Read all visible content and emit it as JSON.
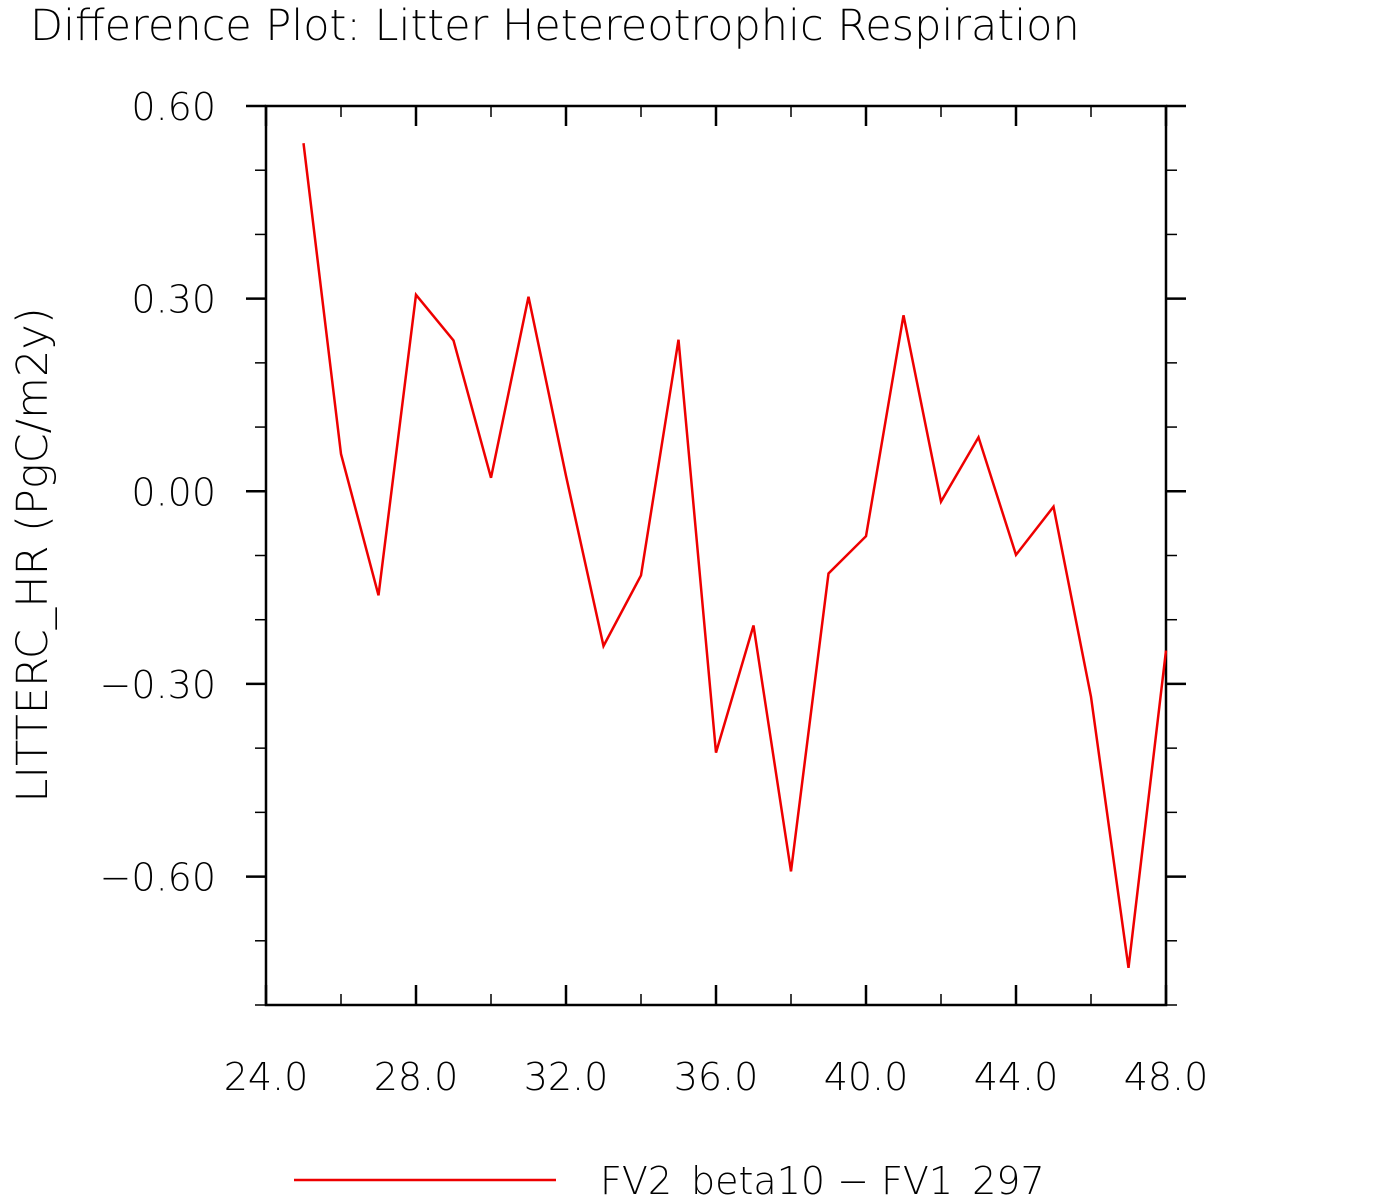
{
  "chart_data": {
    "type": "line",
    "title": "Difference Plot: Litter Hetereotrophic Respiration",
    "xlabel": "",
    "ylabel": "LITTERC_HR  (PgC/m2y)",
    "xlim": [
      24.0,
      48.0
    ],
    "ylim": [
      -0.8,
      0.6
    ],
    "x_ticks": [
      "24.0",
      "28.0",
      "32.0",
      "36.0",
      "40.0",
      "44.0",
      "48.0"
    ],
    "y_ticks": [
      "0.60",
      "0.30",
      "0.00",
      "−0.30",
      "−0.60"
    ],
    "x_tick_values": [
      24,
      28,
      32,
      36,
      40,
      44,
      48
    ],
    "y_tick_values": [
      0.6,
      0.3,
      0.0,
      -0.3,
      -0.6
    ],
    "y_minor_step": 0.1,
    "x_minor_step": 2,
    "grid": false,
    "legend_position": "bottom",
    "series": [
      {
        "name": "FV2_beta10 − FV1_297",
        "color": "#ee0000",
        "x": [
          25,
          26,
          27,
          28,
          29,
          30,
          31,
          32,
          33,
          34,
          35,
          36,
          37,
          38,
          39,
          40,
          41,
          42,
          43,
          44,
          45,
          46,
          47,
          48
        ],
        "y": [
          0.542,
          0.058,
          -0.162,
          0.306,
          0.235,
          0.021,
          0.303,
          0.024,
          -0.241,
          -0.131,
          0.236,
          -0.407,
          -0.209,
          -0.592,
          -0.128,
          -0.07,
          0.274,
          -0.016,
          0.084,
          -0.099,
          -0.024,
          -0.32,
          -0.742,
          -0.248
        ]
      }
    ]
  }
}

□ □ □ □ □ □ □

Aim: Set down all the data again exactly as above, pictures excluded.

Result:
Read all visible content and emit it as JSON.
{
  "chart_data": {
    "type": "line",
    "title": "Difference Plot: Litter Hetereotrophic Respiration",
    "xlabel": "",
    "ylabel": "LITTERC_HR  (PgC/m2y)",
    "xlim": [
      24.0,
      48.0
    ],
    "ylim": [
      -0.8,
      0.6
    ],
    "x_ticks": [
      "24.0",
      "28.0",
      "32.0",
      "36.0",
      "40.0",
      "44.0",
      "48.0"
    ],
    "y_ticks": [
      "0.60",
      "0.30",
      "0.00",
      "−0.30",
      "−0.60"
    ],
    "x_tick_values": [
      24,
      28,
      32,
      36,
      40,
      44,
      48
    ],
    "y_tick_values": [
      0.6,
      0.3,
      0.0,
      -0.3,
      -0.6
    ],
    "y_minor_step": 0.1,
    "x_minor_step": 2,
    "grid": false,
    "legend_position": "bottom",
    "series": [
      {
        "name": "FV2_beta10 − FV1_297",
        "color": "#ee0000",
        "x": [
          25,
          26,
          27,
          28,
          29,
          30,
          31,
          32,
          33,
          34,
          35,
          36,
          37,
          38,
          39,
          40,
          41,
          42,
          43,
          44,
          45,
          46,
          47,
          48
        ],
        "y": [
          0.542,
          0.058,
          -0.162,
          0.306,
          0.235,
          0.021,
          0.303,
          0.024,
          -0.241,
          -0.131,
          0.236,
          -0.407,
          -0.209,
          -0.592,
          -0.128,
          -0.07,
          0.274,
          -0.016,
          0.084,
          -0.099,
          -0.024,
          -0.32,
          -0.742,
          -0.248
        ]
      }
    ]
  }
}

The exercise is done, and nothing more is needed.